● **EXERCISE DETAILS**:
Search the entries below. Return every line that has "size" in it.

======

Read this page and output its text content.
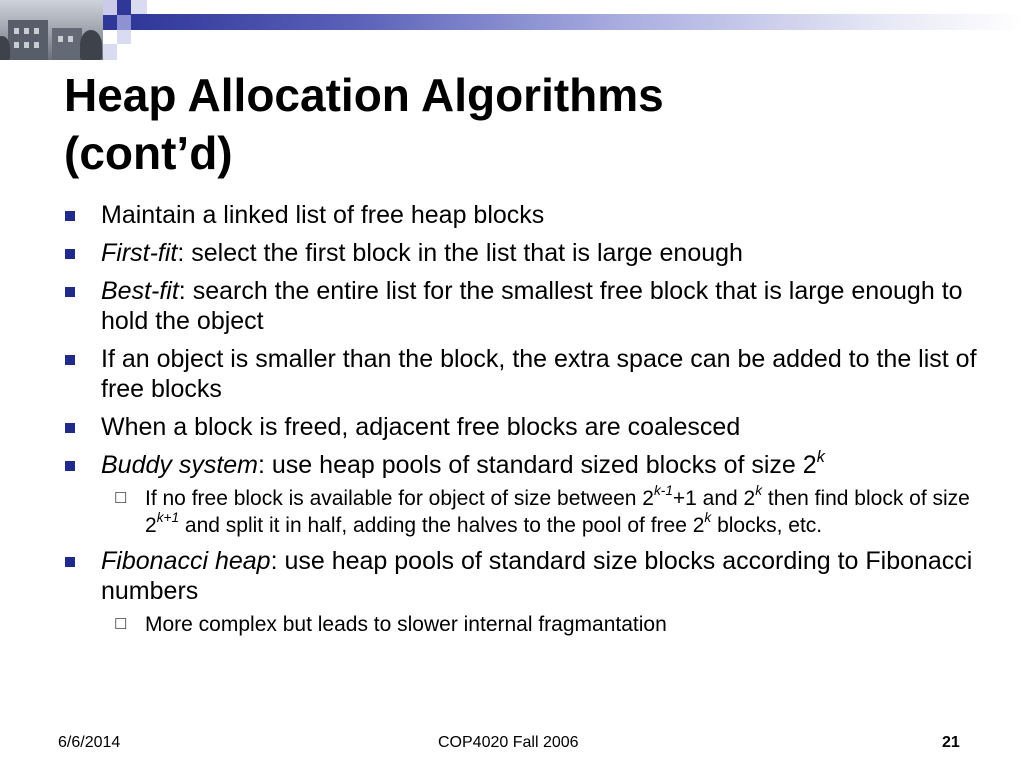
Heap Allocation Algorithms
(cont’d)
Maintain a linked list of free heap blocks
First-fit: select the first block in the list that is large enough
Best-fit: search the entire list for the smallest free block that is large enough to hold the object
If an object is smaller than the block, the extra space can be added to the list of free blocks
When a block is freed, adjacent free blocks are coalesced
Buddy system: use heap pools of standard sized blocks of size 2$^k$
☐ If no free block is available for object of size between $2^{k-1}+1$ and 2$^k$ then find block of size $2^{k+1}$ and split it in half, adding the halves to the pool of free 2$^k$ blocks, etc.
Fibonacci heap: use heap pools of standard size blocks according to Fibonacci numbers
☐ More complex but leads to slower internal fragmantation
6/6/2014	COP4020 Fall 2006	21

======

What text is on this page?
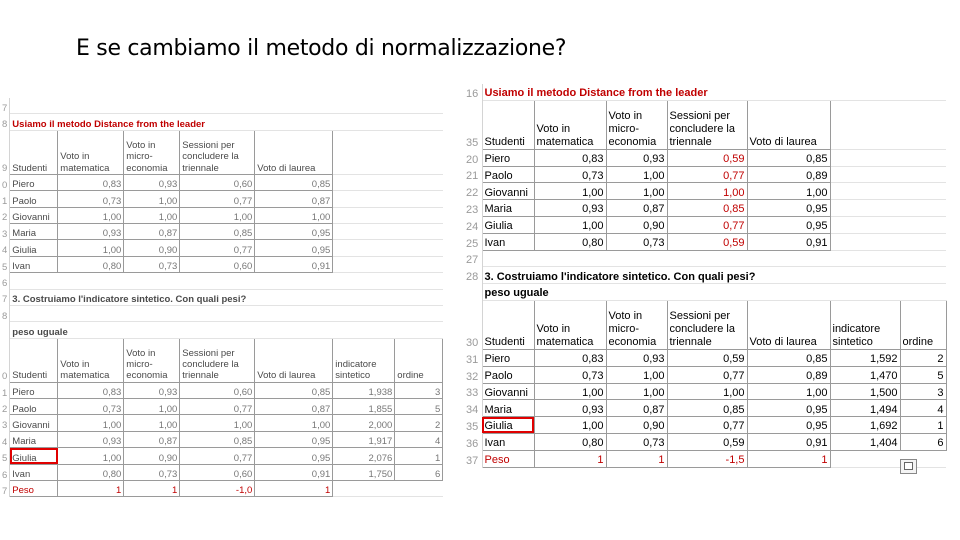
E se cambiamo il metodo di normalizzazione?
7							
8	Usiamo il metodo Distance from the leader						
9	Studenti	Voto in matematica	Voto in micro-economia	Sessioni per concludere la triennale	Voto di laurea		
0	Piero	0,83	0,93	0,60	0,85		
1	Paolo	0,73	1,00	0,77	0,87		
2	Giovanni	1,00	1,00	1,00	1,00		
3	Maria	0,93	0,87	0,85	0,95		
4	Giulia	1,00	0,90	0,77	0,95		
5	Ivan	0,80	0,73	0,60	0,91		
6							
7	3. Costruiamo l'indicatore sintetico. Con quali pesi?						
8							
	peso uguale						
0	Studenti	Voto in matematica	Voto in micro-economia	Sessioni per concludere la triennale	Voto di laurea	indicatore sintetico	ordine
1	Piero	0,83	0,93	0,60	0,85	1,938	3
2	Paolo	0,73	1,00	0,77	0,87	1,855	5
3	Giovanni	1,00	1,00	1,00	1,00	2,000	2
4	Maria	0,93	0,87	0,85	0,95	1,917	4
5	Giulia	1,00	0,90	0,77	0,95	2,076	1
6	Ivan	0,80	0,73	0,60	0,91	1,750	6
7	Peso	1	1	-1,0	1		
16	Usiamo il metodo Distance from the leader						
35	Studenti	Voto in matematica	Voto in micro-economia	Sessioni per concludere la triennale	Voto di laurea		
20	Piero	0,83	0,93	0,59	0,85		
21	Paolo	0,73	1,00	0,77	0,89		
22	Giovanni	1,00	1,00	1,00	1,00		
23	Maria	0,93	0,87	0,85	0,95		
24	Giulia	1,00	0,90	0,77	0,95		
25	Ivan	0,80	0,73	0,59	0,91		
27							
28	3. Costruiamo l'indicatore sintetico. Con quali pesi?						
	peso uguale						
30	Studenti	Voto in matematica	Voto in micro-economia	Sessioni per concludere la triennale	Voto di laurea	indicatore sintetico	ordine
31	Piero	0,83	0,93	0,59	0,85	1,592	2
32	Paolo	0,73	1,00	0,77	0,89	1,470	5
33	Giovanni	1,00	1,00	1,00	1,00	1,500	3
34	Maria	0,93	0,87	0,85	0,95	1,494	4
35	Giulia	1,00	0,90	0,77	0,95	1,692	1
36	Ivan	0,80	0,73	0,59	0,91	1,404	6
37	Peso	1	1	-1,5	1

======

● **WRITTEN RESPONSE**:
Buddy system: use heap pools of standard sized blocks of size 2$^k$
☐ If no free block is available for object of size between $2^{k-1}+1$ and 2$^k$ then find block of size $2^{k+1}$ and split it in half, adding the halves to the pool of free 2$^k$ blocks, etc.
Fibonacci heap: use heap pools of standard size blocks according to Fibonacci numbers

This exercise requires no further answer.